§ WHAT IS BEING ASKED: Write out each line beneath this one exactly as it reads.

§ PROVIDED RECORDS:
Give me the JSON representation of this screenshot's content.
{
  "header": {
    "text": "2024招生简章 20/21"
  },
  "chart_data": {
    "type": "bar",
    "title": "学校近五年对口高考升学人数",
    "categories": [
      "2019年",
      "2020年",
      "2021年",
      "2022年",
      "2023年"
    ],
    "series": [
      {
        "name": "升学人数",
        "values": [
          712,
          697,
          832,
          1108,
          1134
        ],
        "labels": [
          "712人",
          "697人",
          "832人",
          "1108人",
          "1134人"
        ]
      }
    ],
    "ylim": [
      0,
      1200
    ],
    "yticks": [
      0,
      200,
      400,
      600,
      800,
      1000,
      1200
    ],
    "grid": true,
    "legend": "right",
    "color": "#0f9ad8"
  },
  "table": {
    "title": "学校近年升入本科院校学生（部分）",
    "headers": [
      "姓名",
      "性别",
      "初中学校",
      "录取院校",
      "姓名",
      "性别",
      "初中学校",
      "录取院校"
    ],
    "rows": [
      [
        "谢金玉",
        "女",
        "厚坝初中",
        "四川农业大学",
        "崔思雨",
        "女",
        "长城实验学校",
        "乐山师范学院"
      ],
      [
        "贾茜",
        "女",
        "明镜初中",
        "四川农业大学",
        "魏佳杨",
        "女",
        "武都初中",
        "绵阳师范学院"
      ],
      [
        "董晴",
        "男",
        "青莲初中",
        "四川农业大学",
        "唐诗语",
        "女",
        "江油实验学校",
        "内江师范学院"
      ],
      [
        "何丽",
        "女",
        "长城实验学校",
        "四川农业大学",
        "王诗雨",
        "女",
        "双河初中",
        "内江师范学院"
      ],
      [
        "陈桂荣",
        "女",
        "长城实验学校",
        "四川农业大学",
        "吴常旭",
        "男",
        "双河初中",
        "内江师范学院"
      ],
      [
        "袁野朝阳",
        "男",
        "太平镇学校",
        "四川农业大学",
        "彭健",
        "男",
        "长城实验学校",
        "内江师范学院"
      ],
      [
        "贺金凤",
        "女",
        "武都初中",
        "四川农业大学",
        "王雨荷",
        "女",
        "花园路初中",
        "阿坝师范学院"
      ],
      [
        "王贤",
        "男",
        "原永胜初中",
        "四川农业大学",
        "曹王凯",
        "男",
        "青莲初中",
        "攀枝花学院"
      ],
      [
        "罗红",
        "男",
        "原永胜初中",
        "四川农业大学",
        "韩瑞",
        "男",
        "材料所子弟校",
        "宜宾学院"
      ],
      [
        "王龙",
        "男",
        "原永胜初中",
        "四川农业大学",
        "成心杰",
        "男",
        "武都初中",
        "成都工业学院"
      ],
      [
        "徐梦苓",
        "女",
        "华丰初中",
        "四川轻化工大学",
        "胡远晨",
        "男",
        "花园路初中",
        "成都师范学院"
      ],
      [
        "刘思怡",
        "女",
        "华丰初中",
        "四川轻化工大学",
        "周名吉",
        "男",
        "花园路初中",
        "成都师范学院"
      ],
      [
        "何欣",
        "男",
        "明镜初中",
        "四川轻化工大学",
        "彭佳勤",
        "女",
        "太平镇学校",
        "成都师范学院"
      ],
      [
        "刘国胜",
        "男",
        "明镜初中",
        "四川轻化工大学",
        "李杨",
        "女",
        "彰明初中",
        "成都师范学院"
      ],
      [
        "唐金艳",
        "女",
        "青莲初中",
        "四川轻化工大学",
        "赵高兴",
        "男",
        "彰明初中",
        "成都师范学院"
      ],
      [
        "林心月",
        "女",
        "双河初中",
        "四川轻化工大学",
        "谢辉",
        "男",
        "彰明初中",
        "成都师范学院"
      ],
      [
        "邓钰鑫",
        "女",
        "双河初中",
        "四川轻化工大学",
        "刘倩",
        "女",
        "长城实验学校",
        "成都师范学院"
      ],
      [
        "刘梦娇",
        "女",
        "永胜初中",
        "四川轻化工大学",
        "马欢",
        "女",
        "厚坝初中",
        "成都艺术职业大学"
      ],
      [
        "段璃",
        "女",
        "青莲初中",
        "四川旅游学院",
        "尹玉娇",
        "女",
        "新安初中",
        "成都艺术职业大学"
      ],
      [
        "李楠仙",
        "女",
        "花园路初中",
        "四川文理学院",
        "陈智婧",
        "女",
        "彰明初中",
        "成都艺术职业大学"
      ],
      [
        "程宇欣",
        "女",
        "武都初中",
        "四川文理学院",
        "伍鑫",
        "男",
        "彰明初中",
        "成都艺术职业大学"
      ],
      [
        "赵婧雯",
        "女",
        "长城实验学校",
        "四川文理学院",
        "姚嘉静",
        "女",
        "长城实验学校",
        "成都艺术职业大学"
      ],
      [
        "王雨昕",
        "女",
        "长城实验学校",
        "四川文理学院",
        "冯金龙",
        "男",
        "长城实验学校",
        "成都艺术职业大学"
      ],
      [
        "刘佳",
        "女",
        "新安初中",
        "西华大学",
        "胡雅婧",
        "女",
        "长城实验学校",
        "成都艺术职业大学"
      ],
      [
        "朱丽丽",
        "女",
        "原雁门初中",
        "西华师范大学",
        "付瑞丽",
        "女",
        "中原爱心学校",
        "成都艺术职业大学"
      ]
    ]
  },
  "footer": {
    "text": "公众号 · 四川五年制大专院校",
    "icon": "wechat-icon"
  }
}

§ FINAL RESULT:
Give me the JSON representation of this screenshot's content.
{
  "header": {
    "text": "2024招生简章 20/21"
  },
  "chart_data": {
    "type": "bar",
    "title": "学校近五年对口高考升学人数",
    "categories": [
      "2019年",
      "2020年",
      "2021年",
      "2022年",
      "2023年"
    ],
    "series": [
      {
        "name": "升学人数",
        "values": [
          712,
          697,
          832,
          1108,
          1134
        ],
        "labels": [
          "712人",
          "697人",
          "832人",
          "1108人",
          "1134人"
        ]
      }
    ],
    "ylim": [
      0,
      1200
    ],
    "yticks": [
      0,
      200,
      400,
      600,
      800,
      1000,
      1200
    ],
    "grid": true,
    "legend": "right",
    "color": "#0f9ad8"
  },
  "table": {
    "title": "学校近年升入本科院校学生（部分）",
    "headers": [
      "姓名",
      "性别",
      "初中学校",
      "录取院校",
      "姓名",
      "性别",
      "初中学校",
      "录取院校"
    ],
    "rows": [
      [
        "谢金玉",
        "女",
        "厚坝初中",
        "四川农业大学",
        "崔思雨",
        "女",
        "长城实验学校",
        "乐山师范学院"
      ],
      [
        "贾茜",
        "女",
        "明镜初中",
        "四川农业大学",
        "魏佳杨",
        "女",
        "武都初中",
        "绵阳师范学院"
      ],
      [
        "董晴",
        "男",
        "青莲初中",
        "四川农业大学",
        "唐诗语",
        "女",
        "江油实验学校",
        "内江师范学院"
      ],
      [
        "何丽",
        "女",
        "长城实验学校",
        "四川农业大学",
        "王诗雨",
        "女",
        "双河初中",
        "内江师范学院"
      ],
      [
        "陈桂荣",
        "女",
        "长城实验学校",
        "四川农业大学",
        "吴常旭",
        "男",
        "双河初中",
        "内江师范学院"
      ],
      [
        "袁野朝阳",
        "男",
        "太平镇学校",
        "四川农业大学",
        "彭健",
        "男",
        "长城实验学校",
        "内江师范学院"
      ],
      [
        "贺金凤",
        "女",
        "武都初中",
        "四川农业大学",
        "王雨荷",
        "女",
        "花园路初中",
        "阿坝师范学院"
      ],
      [
        "王贤",
        "男",
        "原永胜初中",
        "四川农业大学",
        "曹王凯",
        "男",
        "青莲初中",
        "攀枝花学院"
      ],
      [
        "罗红",
        "男",
        "原永胜初中",
        "四川农业大学",
        "韩瑞",
        "男",
        "材料所子弟校",
        "宜宾学院"
      ],
      [
        "王龙",
        "男",
        "原永胜初中",
        "四川农业大学",
        "成心杰",
        "男",
        "武都初中",
        "成都工业学院"
      ],
      [
        "徐梦苓",
        "女",
        "华丰初中",
        "四川轻化工大学",
        "胡远晨",
        "男",
        "花园路初中",
        "成都师范学院"
      ],
      [
        "刘思怡",
        "女",
        "华丰初中",
        "四川轻化工大学",
        "周名吉",
        "男",
        "花园路初中",
        "成都师范学院"
      ],
      [
        "何欣",
        "男",
        "明镜初中",
        "四川轻化工大学",
        "彭佳勤",
        "女",
        "太平镇学校",
        "成都师范学院"
      ],
      [
        "刘国胜",
        "男",
        "明镜初中",
        "四川轻化工大学",
        "李杨",
        "女",
        "彰明初中",
        "成都师范学院"
      ],
      [
        "唐金艳",
        "女",
        "青莲初中",
        "四川轻化工大学",
        "赵高兴",
        "男",
        "彰明初中",
        "成都师范学院"
      ],
      [
        "林心月",
        "女",
        "双河初中",
        "四川轻化工大学",
        "谢辉",
        "男",
        "彰明初中",
        "成都师范学院"
      ],
      [
        "邓钰鑫",
        "女",
        "双河初中",
        "四川轻化工大学",
        "刘倩",
        "女",
        "长城实验学校",
        "成都师范学院"
      ],
      [
        "刘梦娇",
        "女",
        "永胜初中",
        "四川轻化工大学",
        "马欢",
        "女",
        "厚坝初中",
        "成都艺术职业大学"
      ],
      [
        "段璃",
        "女",
        "青莲初中",
        "四川旅游学院",
        "尹玉娇",
        "女",
        "新安初中",
        "成都艺术职业大学"
      ],
      [
        "李楠仙",
        "女",
        "花园路初中",
        "四川文理学院",
        "陈智婧",
        "女",
        "彰明初中",
        "成都艺术职业大学"
      ],
      [
        "程宇欣",
        "女",
        "武都初中",
        "四川文理学院",
        "伍鑫",
        "男",
        "彰明初中",
        "成都艺术职业大学"
      ],
      [
        "赵婧雯",
        "女",
        "长城实验学校",
        "四川文理学院",
        "姚嘉静",
        "女",
        "长城实验学校",
        "成都艺术职业大学"
      ],
      [
        "王雨昕",
        "女",
        "长城实验学校",
        "四川文理学院",
        "冯金龙",
        "男",
        "长城实验学校",
        "成都艺术职业大学"
      ],
      [
        "刘佳",
        "女",
        "新安初中",
        "西华大学",
        "胡雅婧",
        "女",
        "长城实验学校",
        "成都艺术职业大学"
      ],
      [
        "朱丽丽",
        "女",
        "原雁门初中",
        "西华师范大学",
        "付瑞丽",
        "女",
        "中原爱心学校",
        "成都艺术职业大学"
      ]
    ]
  },
  "footer": {
    "text": "公众号 · 四川五年制大专院校",
    "icon": "wechat-icon"
  }
}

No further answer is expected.